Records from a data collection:
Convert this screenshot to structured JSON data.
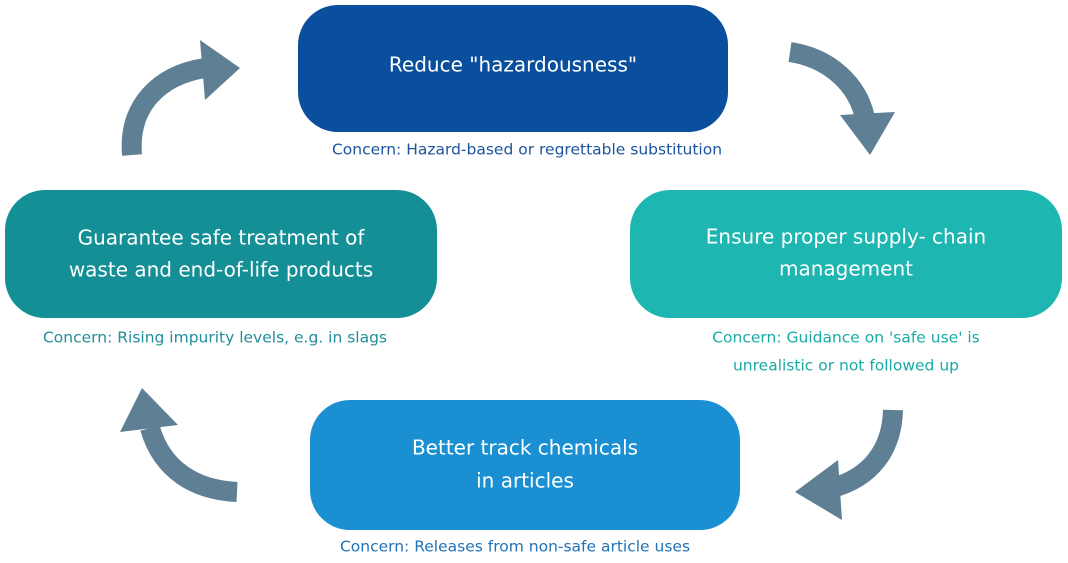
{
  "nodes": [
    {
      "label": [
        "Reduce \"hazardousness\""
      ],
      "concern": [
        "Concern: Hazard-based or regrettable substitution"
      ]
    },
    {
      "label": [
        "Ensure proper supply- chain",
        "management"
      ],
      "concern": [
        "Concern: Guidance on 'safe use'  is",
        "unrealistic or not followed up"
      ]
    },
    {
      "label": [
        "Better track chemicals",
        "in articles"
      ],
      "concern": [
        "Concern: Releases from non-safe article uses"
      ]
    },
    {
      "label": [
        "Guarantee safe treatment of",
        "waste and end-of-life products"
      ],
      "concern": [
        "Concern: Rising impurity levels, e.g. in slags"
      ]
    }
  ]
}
...
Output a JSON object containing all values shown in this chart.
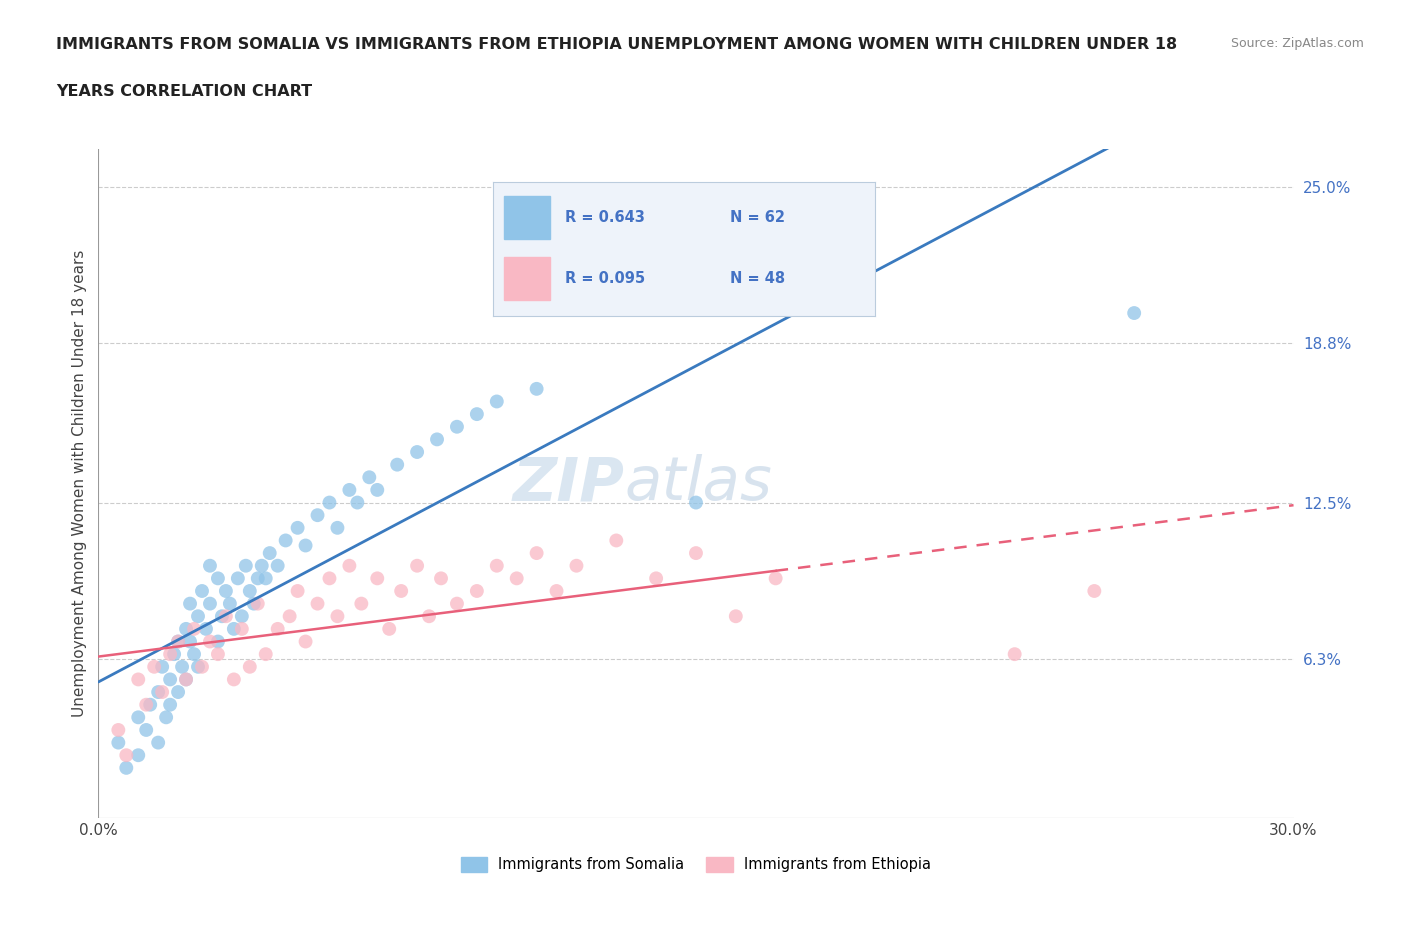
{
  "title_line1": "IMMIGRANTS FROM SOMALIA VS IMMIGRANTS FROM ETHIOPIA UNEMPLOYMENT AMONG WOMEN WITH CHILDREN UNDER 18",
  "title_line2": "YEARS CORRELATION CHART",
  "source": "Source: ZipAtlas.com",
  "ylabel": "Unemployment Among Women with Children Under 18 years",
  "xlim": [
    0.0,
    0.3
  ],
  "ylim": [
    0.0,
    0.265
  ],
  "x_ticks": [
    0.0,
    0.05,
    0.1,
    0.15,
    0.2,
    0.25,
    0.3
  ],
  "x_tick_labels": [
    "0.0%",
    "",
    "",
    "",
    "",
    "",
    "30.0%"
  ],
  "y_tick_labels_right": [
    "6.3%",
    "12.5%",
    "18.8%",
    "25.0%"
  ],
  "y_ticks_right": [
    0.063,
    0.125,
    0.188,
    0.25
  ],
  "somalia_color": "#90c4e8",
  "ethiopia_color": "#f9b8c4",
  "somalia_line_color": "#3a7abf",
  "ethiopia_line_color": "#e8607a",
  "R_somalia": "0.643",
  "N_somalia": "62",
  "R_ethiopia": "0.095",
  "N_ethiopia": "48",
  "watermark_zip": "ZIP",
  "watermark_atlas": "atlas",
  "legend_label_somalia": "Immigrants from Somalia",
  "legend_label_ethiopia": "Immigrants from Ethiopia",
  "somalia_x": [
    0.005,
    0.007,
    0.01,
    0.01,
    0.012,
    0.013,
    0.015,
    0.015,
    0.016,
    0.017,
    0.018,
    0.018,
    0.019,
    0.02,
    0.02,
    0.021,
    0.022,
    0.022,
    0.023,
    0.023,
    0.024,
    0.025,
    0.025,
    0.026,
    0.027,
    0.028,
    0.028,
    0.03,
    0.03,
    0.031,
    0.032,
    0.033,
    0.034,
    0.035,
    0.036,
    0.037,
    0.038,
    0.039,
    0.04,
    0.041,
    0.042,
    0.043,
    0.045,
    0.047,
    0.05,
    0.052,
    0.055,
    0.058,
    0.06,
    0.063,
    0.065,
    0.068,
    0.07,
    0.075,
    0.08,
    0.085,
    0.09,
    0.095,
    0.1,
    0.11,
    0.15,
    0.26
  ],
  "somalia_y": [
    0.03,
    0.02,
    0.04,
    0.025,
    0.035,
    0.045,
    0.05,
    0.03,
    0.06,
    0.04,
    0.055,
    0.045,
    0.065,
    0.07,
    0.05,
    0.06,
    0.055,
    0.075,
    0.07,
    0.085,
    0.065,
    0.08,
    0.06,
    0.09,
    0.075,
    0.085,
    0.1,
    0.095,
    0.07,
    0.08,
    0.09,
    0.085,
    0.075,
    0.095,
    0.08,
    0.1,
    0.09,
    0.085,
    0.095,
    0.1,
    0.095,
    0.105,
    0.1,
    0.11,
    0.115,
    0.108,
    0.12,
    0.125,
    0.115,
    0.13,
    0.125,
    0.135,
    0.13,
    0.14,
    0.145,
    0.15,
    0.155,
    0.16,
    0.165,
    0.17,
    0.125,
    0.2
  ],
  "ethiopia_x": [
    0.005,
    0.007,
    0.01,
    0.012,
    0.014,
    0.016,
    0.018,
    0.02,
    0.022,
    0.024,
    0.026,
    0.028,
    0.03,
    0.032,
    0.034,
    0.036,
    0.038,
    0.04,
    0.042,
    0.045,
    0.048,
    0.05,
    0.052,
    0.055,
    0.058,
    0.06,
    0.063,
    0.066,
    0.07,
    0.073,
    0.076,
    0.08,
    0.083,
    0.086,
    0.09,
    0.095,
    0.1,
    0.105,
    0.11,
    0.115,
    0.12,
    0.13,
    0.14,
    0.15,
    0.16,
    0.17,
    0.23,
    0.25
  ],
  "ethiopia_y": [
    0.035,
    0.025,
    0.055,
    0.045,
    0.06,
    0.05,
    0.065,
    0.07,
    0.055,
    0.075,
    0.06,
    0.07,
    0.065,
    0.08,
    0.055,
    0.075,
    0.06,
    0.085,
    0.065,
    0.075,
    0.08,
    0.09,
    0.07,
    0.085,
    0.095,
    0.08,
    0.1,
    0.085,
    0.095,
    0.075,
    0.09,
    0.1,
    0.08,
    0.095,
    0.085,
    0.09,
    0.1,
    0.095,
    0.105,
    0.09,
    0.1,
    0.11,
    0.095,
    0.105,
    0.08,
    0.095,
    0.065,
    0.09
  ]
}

* **EXERCISE INSTRUCTIONS**
In the records above, find each line holding "JSON" and copy it.

* **ANSWER TO THIS PROBLEM**
Convert this screenshot to structured JSON data.
Output a JSON object containing all values shown in this chart.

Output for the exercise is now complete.